Instructions to follow:
Pick out all lines of the entries that include the word "this" and copy them.

══ Raw data

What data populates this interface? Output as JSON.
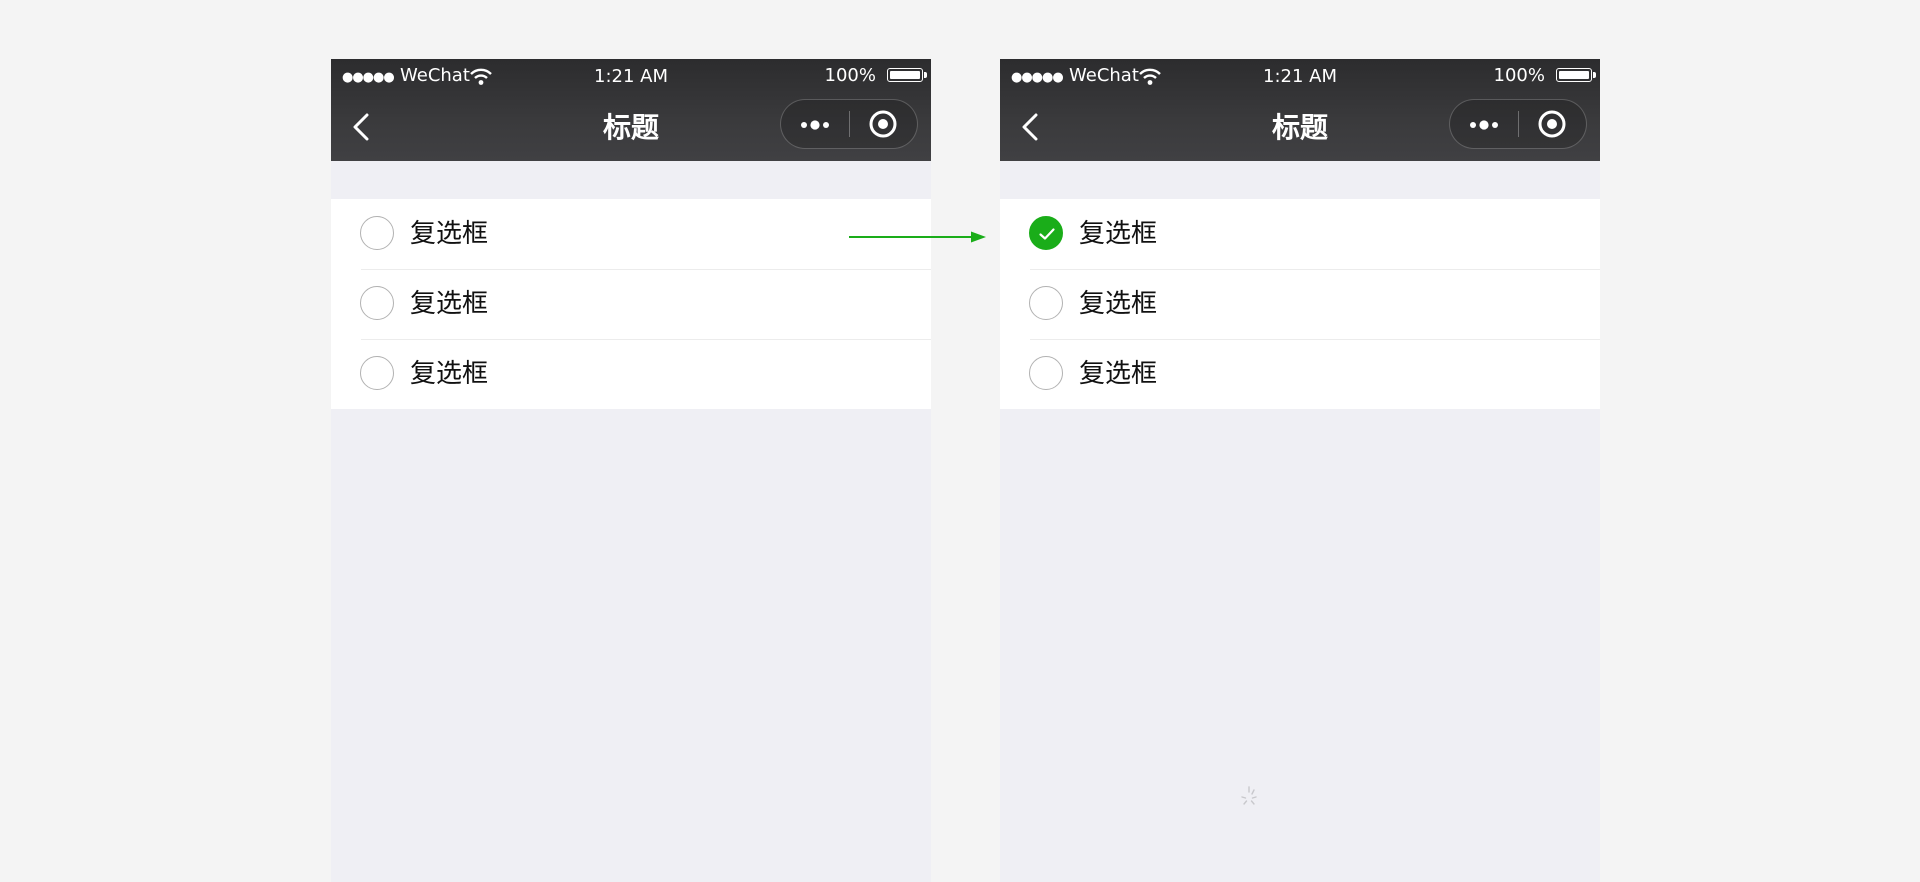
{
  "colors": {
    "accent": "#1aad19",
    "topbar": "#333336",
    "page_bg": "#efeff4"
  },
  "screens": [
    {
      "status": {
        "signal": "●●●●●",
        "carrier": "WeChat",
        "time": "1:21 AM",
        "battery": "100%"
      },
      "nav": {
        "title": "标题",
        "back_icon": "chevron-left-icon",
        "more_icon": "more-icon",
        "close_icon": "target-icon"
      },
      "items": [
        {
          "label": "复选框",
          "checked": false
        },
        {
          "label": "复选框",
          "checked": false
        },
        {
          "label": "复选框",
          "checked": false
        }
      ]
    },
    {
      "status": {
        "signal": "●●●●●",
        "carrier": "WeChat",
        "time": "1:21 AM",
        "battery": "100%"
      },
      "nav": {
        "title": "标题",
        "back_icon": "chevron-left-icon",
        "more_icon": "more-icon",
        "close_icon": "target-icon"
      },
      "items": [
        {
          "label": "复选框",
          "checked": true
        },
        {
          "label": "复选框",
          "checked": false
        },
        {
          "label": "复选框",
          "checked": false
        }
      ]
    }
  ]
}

════
══ Raw data

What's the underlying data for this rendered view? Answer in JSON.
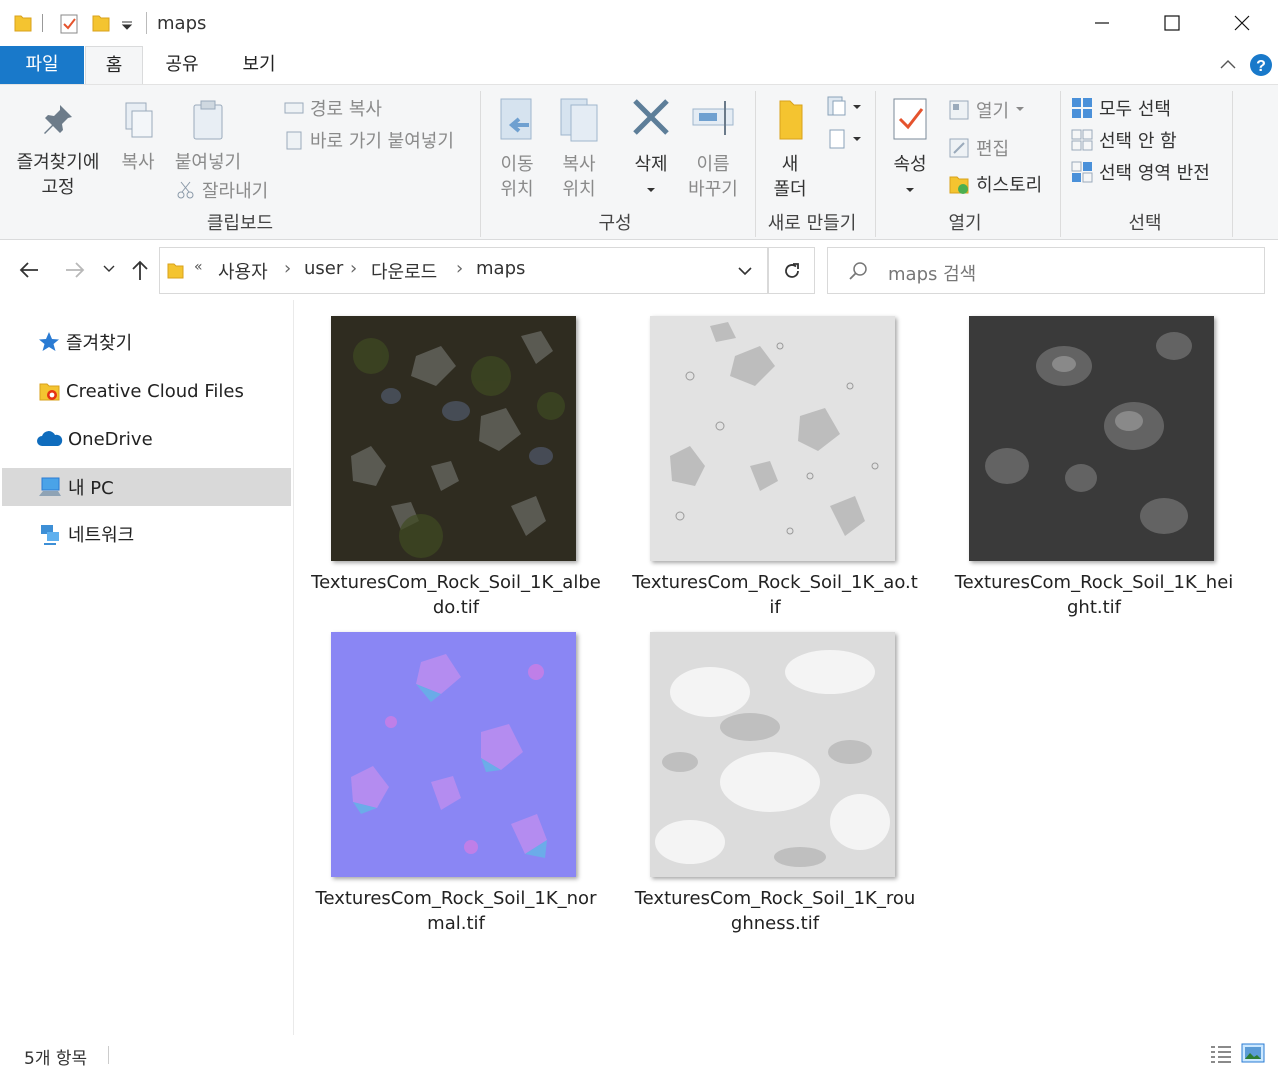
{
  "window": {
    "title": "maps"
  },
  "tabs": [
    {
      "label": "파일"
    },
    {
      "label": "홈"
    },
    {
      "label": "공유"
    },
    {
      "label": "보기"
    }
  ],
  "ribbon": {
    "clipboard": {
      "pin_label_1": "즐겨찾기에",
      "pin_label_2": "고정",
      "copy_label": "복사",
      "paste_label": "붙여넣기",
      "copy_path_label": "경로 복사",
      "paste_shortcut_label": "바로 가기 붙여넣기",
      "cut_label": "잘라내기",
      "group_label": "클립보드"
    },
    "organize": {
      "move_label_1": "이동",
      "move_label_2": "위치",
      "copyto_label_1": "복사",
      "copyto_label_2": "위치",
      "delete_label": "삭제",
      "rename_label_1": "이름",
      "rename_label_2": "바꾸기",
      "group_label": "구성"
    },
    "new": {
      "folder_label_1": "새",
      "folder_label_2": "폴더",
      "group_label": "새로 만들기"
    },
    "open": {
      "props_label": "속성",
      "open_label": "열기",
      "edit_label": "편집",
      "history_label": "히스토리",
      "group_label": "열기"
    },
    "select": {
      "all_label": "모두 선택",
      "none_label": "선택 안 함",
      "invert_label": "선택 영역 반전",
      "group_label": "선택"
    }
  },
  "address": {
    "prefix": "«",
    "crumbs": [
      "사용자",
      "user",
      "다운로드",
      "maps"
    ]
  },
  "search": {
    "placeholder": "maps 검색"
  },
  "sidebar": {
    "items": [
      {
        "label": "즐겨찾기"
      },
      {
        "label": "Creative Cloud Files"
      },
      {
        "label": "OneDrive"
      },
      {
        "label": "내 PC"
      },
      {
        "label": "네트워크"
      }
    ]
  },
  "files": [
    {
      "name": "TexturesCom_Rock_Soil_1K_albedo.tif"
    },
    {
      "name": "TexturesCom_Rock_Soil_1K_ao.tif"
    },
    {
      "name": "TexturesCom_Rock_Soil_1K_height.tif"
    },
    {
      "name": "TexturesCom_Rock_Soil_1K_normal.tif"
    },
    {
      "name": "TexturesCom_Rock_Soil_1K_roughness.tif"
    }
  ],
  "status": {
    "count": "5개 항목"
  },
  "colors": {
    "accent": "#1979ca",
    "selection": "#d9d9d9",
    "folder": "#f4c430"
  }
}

════

Answer:
What data populates this interface? Output as JSON.
What's the underlying data for this rendered view? Answer in JSON.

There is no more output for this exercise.